(Data excerpts)
______
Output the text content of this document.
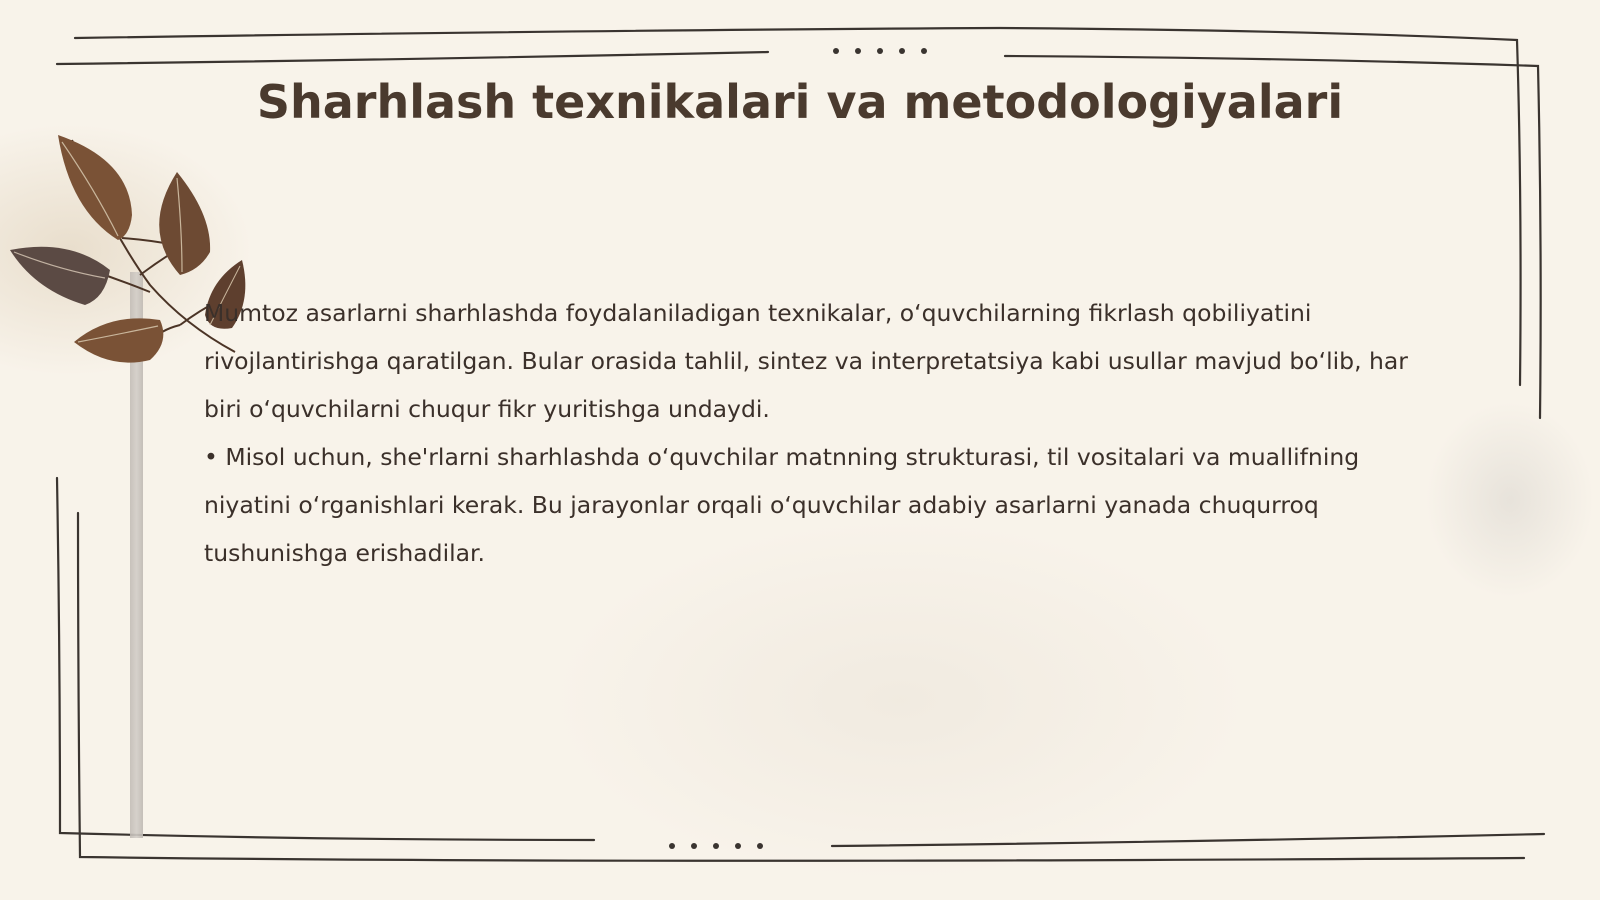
Sharhlash texnikalari va metodologiyalari

Mumtoz asarlarni sharhlashda foydalaniladigan texnikalar, o‘quvchilarning fikrlash qobiliyatini rivojlantirishga qaratilgan. Bular orasida tahlil, sintez va interpretatsiya kabi usullar mavjud bo‘lib, har biri o‘quvchilarni chuqur fikr yuritishga undaydi.

• Misol uchun, she'rlarni sharhlashda o‘quvchilar matnning strukturasi, til vositalari va muallifning niyatini o‘rganishlari kerak. Bu jarayonlar orqali o‘quvchilar adabiy asarlarni yanada chuqurroq tushunishga erishadilar.
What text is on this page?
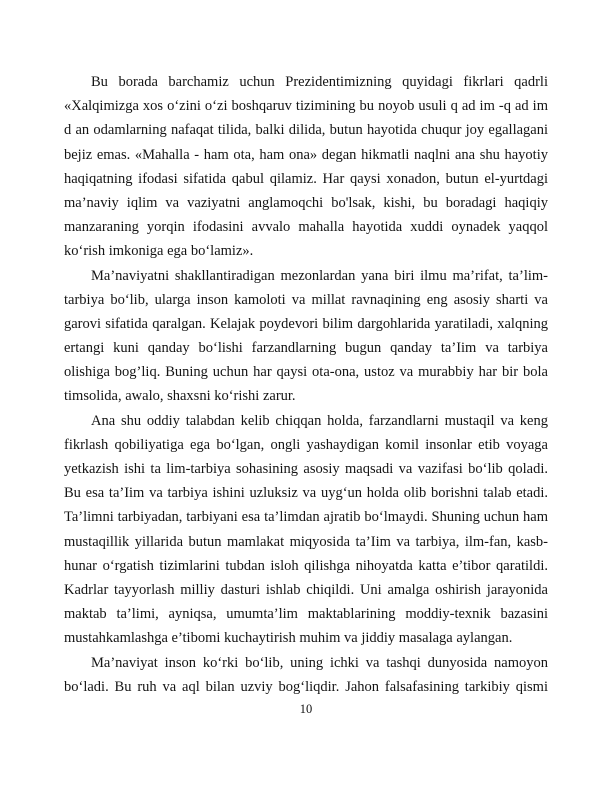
Bu borada barchamiz uchun Prezidentimizning quyidagi fikrlari qadrli
«Xalqimizga xos o‘zini o‘zi boshqaruv tizimining bu noyob usuli q ad im -q ad im
d an odamlarning nafaqat tilida, balki dilida, butun hayotida chuqur joy egallagani
bejiz emas. «Mahalla - ham ota, ham ona» degan hikmatli naqlni ana shu hayotiy
haqiqatning ifodasi sifatida qabul qilamiz. Har qaysi xonadon, butun el-yurtdagi
ma’naviy iqlim va vaziyatni anglamoqchi bo'lsak, kishi, bu boradagi haqiqiy
manzaraning yorqin ifodasini avvalo mahalla hayotida xuddi oynadek yaqqol
ko‘rish imkoniga ega bo‘lamiz».
Ma’naviyatni shakllantiradigan mezonlardan yana biri ilmu ma’rifat, ta’lim-
tarbiya bo‘lib, ularga inson kamoloti va millat ravnaqining eng asosiy sharti va
garovi sifatida qaralgan. Kelajak poydevori bilim dargohlarida yaratiladi, xalqning
ertangi kuni qanday bo‘lishi farzandlarning bugun qanday ta’Iim va tarbiya
olishiga bog’liq. Buning uchun har qaysi ota-ona, ustoz va murabbiy har bir bola
timsolida, awalo, shaxsni ko‘rishi zarur.
Ana shu oddiy talabdan kelib chiqqan holda, farzandlarni mustaqil va keng
fikrlash qobiliyatiga ega bo‘lgan, ongli yashaydigan komil insonlar etib voyaga
yetkazish ishi ta lim-tarbiya sohasining asosiy maqsadi va vazifasi bo‘lib qoladi.
Bu esa ta’Iim va tarbiya ishini uzluksiz va uyg‘un holda olib borishni talab etadi.
Ta’limni tarbiyadan, tarbiyani esa ta’limdan ajratib bo‘lmaydi. Shuning uchun ham
mustaqillik yillarida butun mamlakat miqyosida ta’Iim va tarbiya, ilm-fan, kasb-
hunar o‘rgatish tizimlarini tubdan isloh qilishga nihoyatda katta e’tibor qaratildi.
Kadrlar tayyorlash milliy dasturi ishlab chiqildi. Uni amalga oshirish jarayonida
maktab ta’limi, ayniqsa, umumta’lim maktablarining moddiy-texnik bazasini
mustahkamlashga e’tibomi kuchaytirish muhim va jiddiy masalaga aylangan.
Ma’naviyat inson ko‘rki bo‘lib, uning ichki va tashqi dunyosida namoyon
bo‘ladi. Bu ruh va aql bilan uzviy bog‘liqdir. Jahon falsafasining tarkibiy qismi
10
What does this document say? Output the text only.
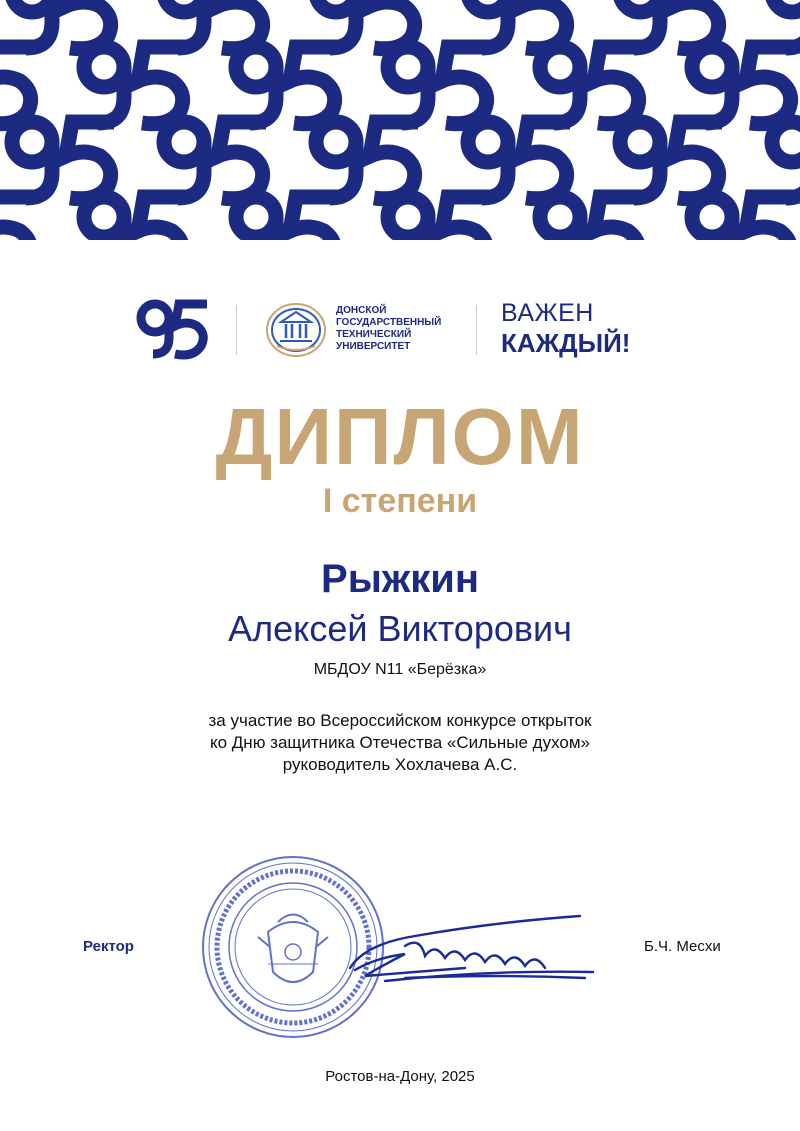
ДОНСКОЙ
ГОСУДАРСТВЕННЫЙ
ТЕХНИЧЕСКИЙ
УНИВЕРСИТЕТ
ВАЖЕН
КАЖДЫЙ!
ДИПЛОМ
I степени
Рыжкин
Алексей Викторович
МБДОУ N11 «Берёзка»
за участие во Всероссийском конкурсе открыток
ко Дню защитника Отечества «Сильные духом»
руководитель Хохлачева А.С.
Ректор	Б.Ч. Месхи
Ростов-на-Дону, 2025
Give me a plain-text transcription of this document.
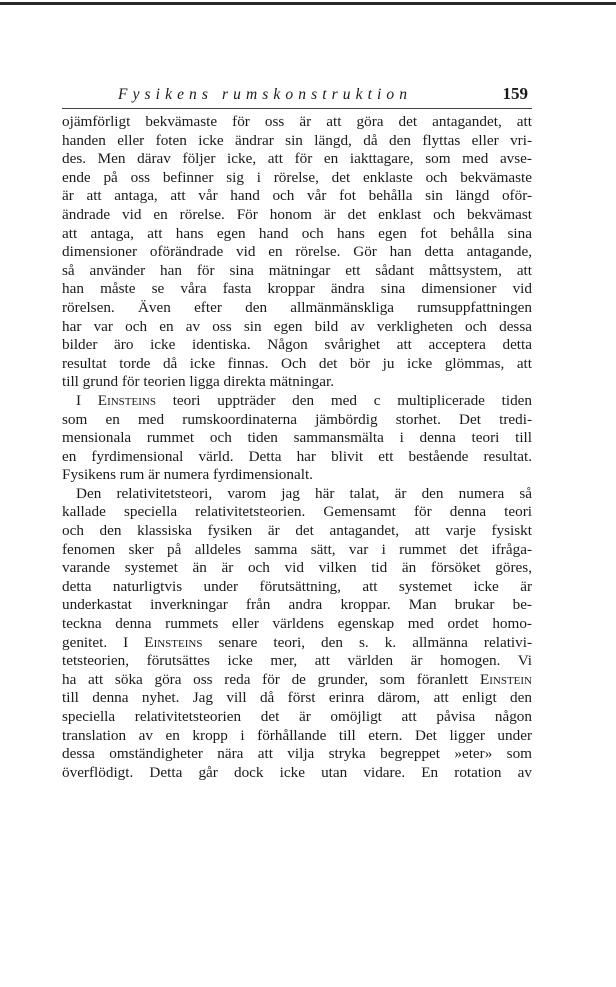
Fysikens rumskonstruktion	159
ojämförligt bekvämaste för oss är att göra det antagandet, att
handen eller foten icke ändrar sin längd, då den flyttas eller vri-
des. Men därav följer icke, att för en iakttagare, som med avse-
ende på oss befinner sig i rörelse, det enklaste och bekvämaste
är att antaga, att vår hand och vår fot behålla sin längd oför-
ändrade vid en rörelse. För honom är det enklast och bekvämast
att antaga, att hans egen hand och hans egen fot behålla sina
dimensioner oförändrade vid en rörelse. Gör han detta antagande,
så använder han för sina mätningar ett sådant måttsystem, att
han måste se våra fasta kroppar ändra sina dimensioner vid
rörelsen. Även efter den allmänmänskliga rumsuppfattningen
har var och en av oss sin egen bild av verkligheten och dessa
bilder äro icke identiska. Någon svårighet att acceptera detta
resultat torde då icke finnas. Och det bör ju icke glömmas, att
till grund för teorien ligga direkta mätningar.
I Einsteins teori uppträder den med c multiplicerade tiden
som en med rumskoordinaterna jämbördig storhet. Det tredi-
mensionala rummet och tiden sammansmälta i denna teori till
en fyrdimensional värld. Detta har blivit ett bestående resultat.
Fysikens rum är numera fyrdimensionalt.
Den relativitetsteori, varom jag här talat, är den numera så
kallade speciella relativitetsteorien. Gemensamt för denna teori
och den klassiska fysiken är det antagandet, att varje fysiskt
fenomen sker på alldeles samma sätt, var i rummet det ifråga-
varande systemet än är och vid vilken tid än försöket göres,
detta naturligtvis under förutsättning, att systemet icke är
underkastat inverkningar från andra kroppar. Man brukar be-
teckna denna rummets eller världens egenskap med ordet homo-
genitet. I Einsteins senare teori, den s. k. allmänna relativi-
tetsteorien, förutsättes icke mer, att världen är homogen. Vi
ha att söka göra oss reda för de grunder, som föranlett Einstein
till denna nyhet. Jag vill då först erinra därom, att enligt den
speciella relativitetsteorien det är omöjligt att påvisa någon
translation av en kropp i förhållande till etern. Det ligger under
dessa omständigheter nära att vilja stryka begreppet »eter» som
överflödigt. Detta går dock icke utan vidare. En rotation av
______
Aim of the exercise: Each line of the material must be retyped exactly, except that images are omitted.

Answer below:
Output the text content of this document.
Sharhlash texnikalari va metodologiyalari

Mumtoz asarlarni sharhlashda foydalaniladigan texnikalar, o‘quvchilarning fikrlash qobiliyatini rivojlantirishga qaratilgan. Bular orasida tahlil, sintez va interpretatsiya kabi usullar mavjud bo‘lib, har biri o‘quvchilarni chuqur fikr yuritishga undaydi.

• Misol uchun, she'rlarni sharhlashda o‘quvchilar matnning strukturasi, til vositalari va muallifning niyatini o‘rganishlari kerak. Bu jarayonlar orqali o‘quvchilar adabiy asarlarni yanada chuqurroq tushunishga erishadilar.
What text is on this page?
Bu borada barchamiz uchun Prezidentimizning quyidagi fikrlari qadrli
«Xalqimizga xos o‘zini o‘zi boshqaruv tizimining bu noyob usuli q ad im -q ad im
d an odamlarning nafaqat tilida, balki dilida, butun hayotida chuqur joy egallagani
bejiz emas. «Mahalla - ham ota, ham ona» degan hikmatli naqlni ana shu hayotiy
haqiqatning ifodasi sifatida qabul qilamiz. Har qaysi xonadon, butun el-yurtdagi
ma’naviy iqlim va vaziyatni anglamoqchi bo'lsak, kishi, bu boradagi haqiqiy
manzaraning yorqin ifodasini avvalo mahalla hayotida xuddi oynadek yaqqol
ko‘rish imkoniga ega bo‘lamiz».
Ma’naviyatni shakllantiradigan mezonlardan yana biri ilmu ma’rifat, ta’lim-
tarbiya bo‘lib, ularga inson kamoloti va millat ravnaqining eng asosiy sharti va
garovi sifatida qaralgan. Kelajak poydevori bilim dargohlarida yaratiladi, xalqning
ertangi kuni qanday bo‘lishi farzandlarning bugun qanday ta’Iim va tarbiya
olishiga bog’liq. Buning uchun har qaysi ota-ona, ustoz va murabbiy har bir bola
timsolida, awalo, shaxsni ko‘rishi zarur.
Ana shu oddiy talabdan kelib chiqqan holda, farzandlarni mustaqil va keng
fikrlash qobiliyatiga ega bo‘lgan, ongli yashaydigan komil insonlar etib voyaga
yetkazish ishi ta lim-tarbiya sohasining asosiy maqsadi va vazifasi bo‘lib qoladi.
Bu esa ta’Iim va tarbiya ishini uzluksiz va uyg‘un holda olib borishni talab etadi.
Ta’limni tarbiyadan, tarbiyani esa ta’limdan ajratib bo‘lmaydi. Shuning uchun ham
mustaqillik yillarida butun mamlakat miqyosida ta’Iim va tarbiya, ilm-fan, kasb-
hunar o‘rgatish tizimlarini tubdan isloh qilishga nihoyatda katta e’tibor qaratildi.
Kadrlar tayyorlash milliy dasturi ishlab chiqildi. Uni amalga oshirish jarayonida
maktab ta’limi, ayniqsa, umumta’lim maktablarining moddiy-texnik bazasini
mustahkamlashga e’tibomi kuchaytirish muhim va jiddiy masalaga aylangan.
Ma’naviyat inson ko‘rki bo‘lib, uning ichki va tashqi dunyosida namoyon
bo‘ladi. Bu ruh va aql bilan uzviy bog‘liqdir. Jahon falsafasining tarkibiy qismi
10
What does this document say? Output the text only.
ДОНСКОЙ
ГОСУДАРСТВЕННЫЙ
ТЕХНИЧЕСКИЙ
УНИВЕРСИТЕТ
ВАЖЕН
КАЖДЫЙ!
ДИПЛОМ
I степени
Рыжкин
Алексей Викторович
МБДОУ N11 «Берёзка»
за участие во Всероссийском конкурсе открыток
ко Дню защитника Отечества «Сильные духом»
руководитель Хохлачева А.С.
Ректор	Б.Ч. Месхи
Ростов-на-Дону, 2025
Give me a plain-text transcription of this document.
Fysikens rumskonstruktion	159
ojämförligt bekvämaste för oss är att göra det antagandet, att
handen eller foten icke ändrar sin längd, då den flyttas eller vri-
des. Men därav följer icke, att för en iakttagare, som med avse-
ende på oss befinner sig i rörelse, det enklaste och bekvämaste
är att antaga, att vår hand och vår fot behålla sin längd oför-
ändrade vid en rörelse. För honom är det enklast och bekvämast
att antaga, att hans egen hand och hans egen fot behålla sina
dimensioner oförändrade vid en rörelse. Gör han detta antagande,
så använder han för sina mätningar ett sådant måttsystem, att
han måste se våra fasta kroppar ändra sina dimensioner vid
rörelsen. Även efter den allmänmänskliga rumsuppfattningen
har var och en av oss sin egen bild av verkligheten och dessa
bilder äro icke identiska. Någon svårighet att acceptera detta
resultat torde då icke finnas. Och det bör ju icke glömmas, att
till grund för teorien ligga direkta mätningar.
I Einsteins teori uppträder den med c multiplicerade tiden
som en med rumskoordinaterna jämbördig storhet. Det tredi-
mensionala rummet och tiden sammansmälta i denna teori till
en fyrdimensional värld. Detta har blivit ett bestående resultat.
Fysikens rum är numera fyrdimensionalt.
Den relativitetsteori, varom jag här talat, är den numera så
kallade speciella relativitetsteorien. Gemensamt för denna teori
och den klassiska fysiken är det antagandet, att varje fysiskt
fenomen sker på alldeles samma sätt, var i rummet det ifråga-
varande systemet än är och vid vilken tid än försöket göres,
detta naturligtvis under förutsättning, att systemet icke är
underkastat inverkningar från andra kroppar. Man brukar be-
teckna denna rummets eller världens egenskap med ordet homo-
genitet. I Einsteins senare teori, den s. k. allmänna relativi-
tetsteorien, förutsättes icke mer, att världen är homogen. Vi
ha att söka göra oss reda för de grunder, som föranlett Einstein
till denna nyhet. Jag vill då först erinra därom, att enligt den
speciella relativitetsteorien det är omöjligt att påvisa någon
translation av en kropp i förhållande till etern. Det ligger under
dessa omständigheter nära att vilja stryka begreppet »eter» som
överflödigt. Detta går dock icke utan vidare. En rotation av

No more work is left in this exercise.